[Dataset records]
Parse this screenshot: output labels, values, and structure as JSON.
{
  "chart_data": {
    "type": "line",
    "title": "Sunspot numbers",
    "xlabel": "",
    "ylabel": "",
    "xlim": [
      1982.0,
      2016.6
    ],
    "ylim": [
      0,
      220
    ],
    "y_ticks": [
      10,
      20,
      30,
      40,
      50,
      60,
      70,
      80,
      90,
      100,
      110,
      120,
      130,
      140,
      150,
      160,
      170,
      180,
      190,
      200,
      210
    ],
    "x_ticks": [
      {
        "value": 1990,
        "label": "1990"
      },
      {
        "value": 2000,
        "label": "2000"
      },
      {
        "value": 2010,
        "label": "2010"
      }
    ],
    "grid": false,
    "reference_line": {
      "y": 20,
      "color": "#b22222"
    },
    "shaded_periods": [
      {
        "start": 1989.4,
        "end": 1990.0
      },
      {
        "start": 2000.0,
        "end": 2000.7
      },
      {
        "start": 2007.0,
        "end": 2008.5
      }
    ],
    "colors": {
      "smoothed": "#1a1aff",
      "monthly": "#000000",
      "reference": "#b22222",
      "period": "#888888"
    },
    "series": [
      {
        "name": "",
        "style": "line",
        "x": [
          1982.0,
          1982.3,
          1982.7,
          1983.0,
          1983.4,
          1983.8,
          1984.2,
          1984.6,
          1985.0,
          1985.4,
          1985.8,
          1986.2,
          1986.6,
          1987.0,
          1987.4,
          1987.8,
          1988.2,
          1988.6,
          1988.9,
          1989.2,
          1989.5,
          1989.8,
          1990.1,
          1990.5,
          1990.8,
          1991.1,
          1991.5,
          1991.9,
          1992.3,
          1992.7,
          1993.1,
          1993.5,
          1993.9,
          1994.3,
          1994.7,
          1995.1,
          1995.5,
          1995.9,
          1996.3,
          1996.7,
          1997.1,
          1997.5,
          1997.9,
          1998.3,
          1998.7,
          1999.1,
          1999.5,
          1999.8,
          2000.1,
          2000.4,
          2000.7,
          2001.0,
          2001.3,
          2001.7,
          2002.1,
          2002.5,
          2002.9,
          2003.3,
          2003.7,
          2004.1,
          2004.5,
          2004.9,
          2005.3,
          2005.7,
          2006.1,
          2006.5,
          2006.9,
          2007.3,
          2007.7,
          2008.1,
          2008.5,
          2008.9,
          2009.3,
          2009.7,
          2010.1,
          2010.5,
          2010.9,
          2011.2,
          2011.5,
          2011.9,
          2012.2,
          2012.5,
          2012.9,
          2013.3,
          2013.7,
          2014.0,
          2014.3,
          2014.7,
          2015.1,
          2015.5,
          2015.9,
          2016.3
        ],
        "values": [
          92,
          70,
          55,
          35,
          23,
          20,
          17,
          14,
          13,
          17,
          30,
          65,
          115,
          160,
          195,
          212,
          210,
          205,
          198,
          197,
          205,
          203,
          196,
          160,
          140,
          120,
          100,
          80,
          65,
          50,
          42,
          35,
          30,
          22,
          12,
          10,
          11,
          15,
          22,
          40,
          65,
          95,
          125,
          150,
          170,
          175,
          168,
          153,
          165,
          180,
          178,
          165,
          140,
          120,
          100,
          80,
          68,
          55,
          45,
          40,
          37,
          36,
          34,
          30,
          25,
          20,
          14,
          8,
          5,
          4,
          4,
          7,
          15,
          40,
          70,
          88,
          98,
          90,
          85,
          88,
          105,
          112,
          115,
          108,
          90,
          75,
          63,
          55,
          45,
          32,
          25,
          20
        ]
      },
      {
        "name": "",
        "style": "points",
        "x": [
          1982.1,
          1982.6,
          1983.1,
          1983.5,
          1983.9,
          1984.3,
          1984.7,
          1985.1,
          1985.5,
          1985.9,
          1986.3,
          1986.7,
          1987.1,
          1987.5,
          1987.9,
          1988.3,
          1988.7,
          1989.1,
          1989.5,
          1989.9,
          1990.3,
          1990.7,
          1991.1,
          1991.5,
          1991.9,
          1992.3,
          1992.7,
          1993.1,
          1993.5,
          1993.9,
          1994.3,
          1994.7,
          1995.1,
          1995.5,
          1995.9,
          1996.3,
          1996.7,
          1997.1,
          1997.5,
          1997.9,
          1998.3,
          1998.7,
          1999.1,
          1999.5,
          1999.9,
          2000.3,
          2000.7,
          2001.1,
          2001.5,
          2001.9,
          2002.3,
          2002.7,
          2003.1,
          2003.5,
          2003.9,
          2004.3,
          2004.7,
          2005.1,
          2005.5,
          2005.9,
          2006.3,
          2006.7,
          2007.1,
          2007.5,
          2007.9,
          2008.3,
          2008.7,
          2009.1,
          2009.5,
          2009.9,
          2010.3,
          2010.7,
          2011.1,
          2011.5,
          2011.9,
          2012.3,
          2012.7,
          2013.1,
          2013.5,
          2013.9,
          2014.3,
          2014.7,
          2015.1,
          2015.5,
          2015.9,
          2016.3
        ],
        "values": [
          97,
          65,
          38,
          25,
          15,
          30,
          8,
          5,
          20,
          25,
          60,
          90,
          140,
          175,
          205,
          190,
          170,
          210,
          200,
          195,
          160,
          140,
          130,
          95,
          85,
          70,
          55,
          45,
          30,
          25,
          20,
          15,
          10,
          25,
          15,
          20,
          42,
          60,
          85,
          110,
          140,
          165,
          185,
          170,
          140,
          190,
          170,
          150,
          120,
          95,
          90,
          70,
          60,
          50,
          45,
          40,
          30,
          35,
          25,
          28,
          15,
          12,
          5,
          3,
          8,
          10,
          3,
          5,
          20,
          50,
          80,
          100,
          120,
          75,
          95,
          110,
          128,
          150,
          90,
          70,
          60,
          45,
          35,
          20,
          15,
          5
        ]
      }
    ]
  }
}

| EXERCISE DETAILS |
The required output is the number of lines containing the word "start", and nothing besides.

| COMPLETE OUTPUT |
3